- _Given task_: Select the lines that hold the word "surface" and copy each one.
* START Available records *
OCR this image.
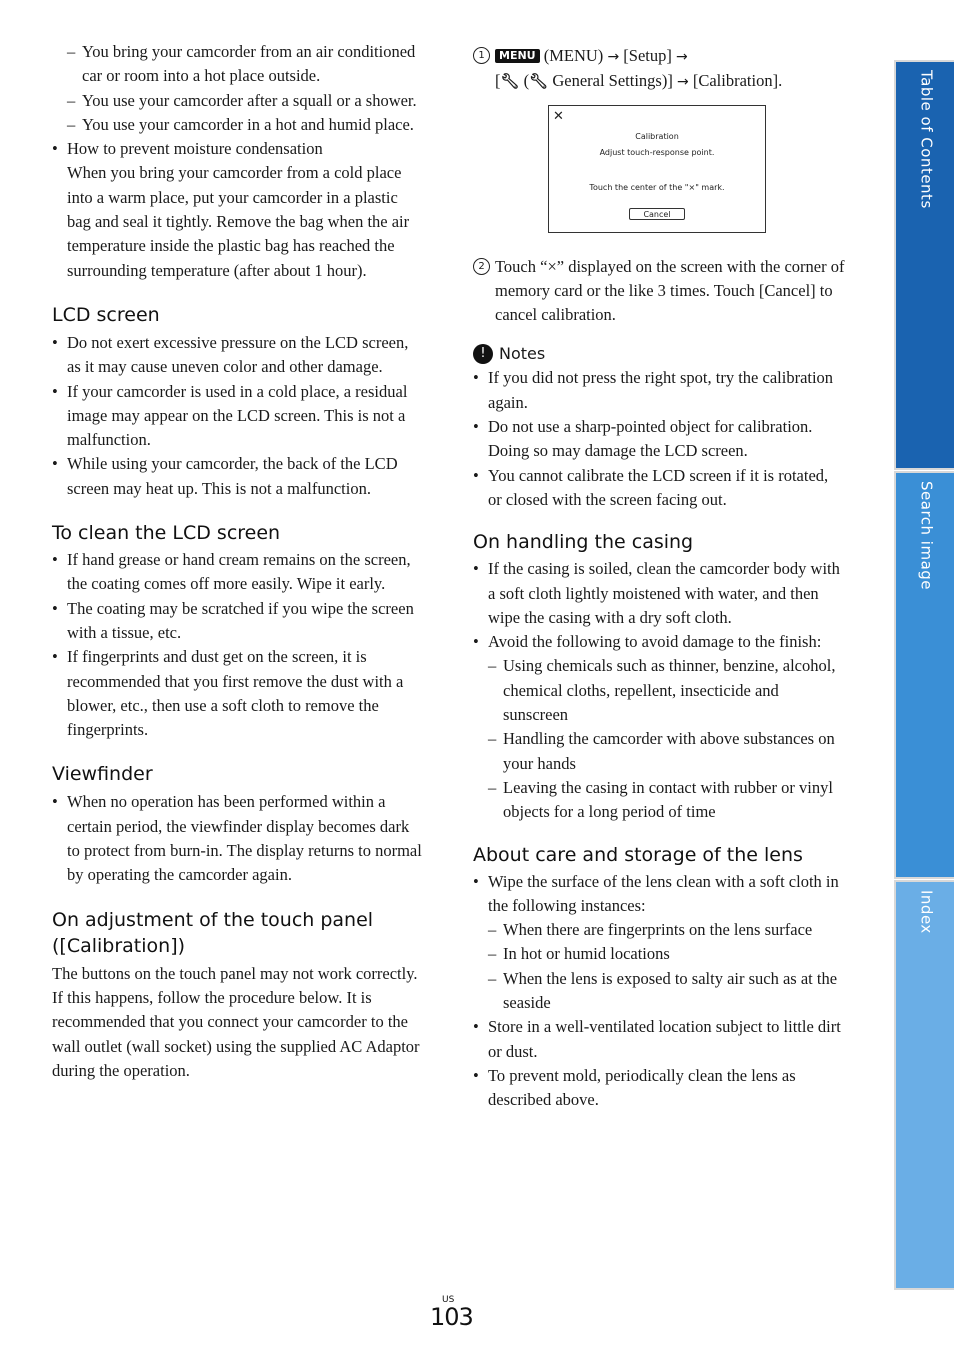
– You bring your camcorder from an air conditioned car or room into a hot place outside.
– You use your camcorder after a squall or a shower.
– You use your camcorder in a hot and humid place.
• How to prevent moisture condensation
When you bring your camcorder from a cold place into a warm place, put your camcorder in a plastic bag and seal it tightly. Remove the bag when the air temperature inside the plastic bag has reached the surrounding temperature (after about 1 hour).
LCD screen
• Do not exert excessive pressure on the LCD screen, as it may cause uneven color and other damage.
• If your camcorder is used in a cold place, a residual image may appear on the LCD screen. This is not a malfunction.
• While using your camcorder, the back of the LCD screen may heat up. This is not a malfunction.
To clean the LCD screen
• If hand grease or hand cream remains on the screen, the coating comes off more easily. Wipe it early.
• The coating may be scratched if you wipe the screen with a tissue, etc.
• If fingerprints and dust get on the screen, it is recommended that you first remove the dust with a blower, etc., then use a soft cloth to remove the fingerprints.
Viewfinder
• When no operation has been performed within a certain period, the viewfinder display becomes dark to protect from burn-in. The display returns to normal by operating the camcorder again.
On adjustment of the touch panel ([Calibration])

The buttons on the touch panel may not work correctly. If this happens, follow the procedure below. It is recommended that you connect your camcorder to the wall outlet (wall socket) using the supplied AC Adaptor during the operation.

1	MENU (MENU) → [Setup] →
[🔧︎ (🔧︎ General Settings)] → [Calibration].
✕
Calibration
Adjust touch-response point.
Touch the center of the "×" mark.
Cancel
2 Touch “×” displayed on the screen with the corner of memory card or the like 3 times. Touch [Cancel] to cancel calibration.
! Notes
• If you did not press the right spot, try the calibration again.
• Do not use a sharp-pointed object for calibration. Doing so may damage the LCD screen.
• You cannot calibrate the LCD screen if it is rotated, or closed with the screen facing out.
On handling the casing
• If the casing is soiled, clean the camcorder body with a soft cloth lightly moistened with water, and then wipe the casing with a dry soft cloth.
• Avoid the following to avoid damage to the finish:
– Using chemicals such as thinner, benzine, alcohol, chemical cloths, repellent, insecticide and sunscreen
– Handling the camcorder with above substances on your hands
– Leaving the casing in contact with rubber or vinyl objects for a long period of time
About care and storage of the lens
• Wipe the surface of the lens clean with a soft cloth in the following instances:
– When there are fingerprints on the lens surface
– In hot or humid locations
– When the lens is exposed to salty air such as at the seaside
• Store in a well-ventilated location subject to little dirt or dust.
• To prevent mold, periodically clean the lens as described above.
Table of Contents
Search image
Index
US
103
* END Available records *
- _Completed task_:
• Wipe the surface of the lens clean with a soft cloth in the following instances:
– When there are fingerprints on the lens surface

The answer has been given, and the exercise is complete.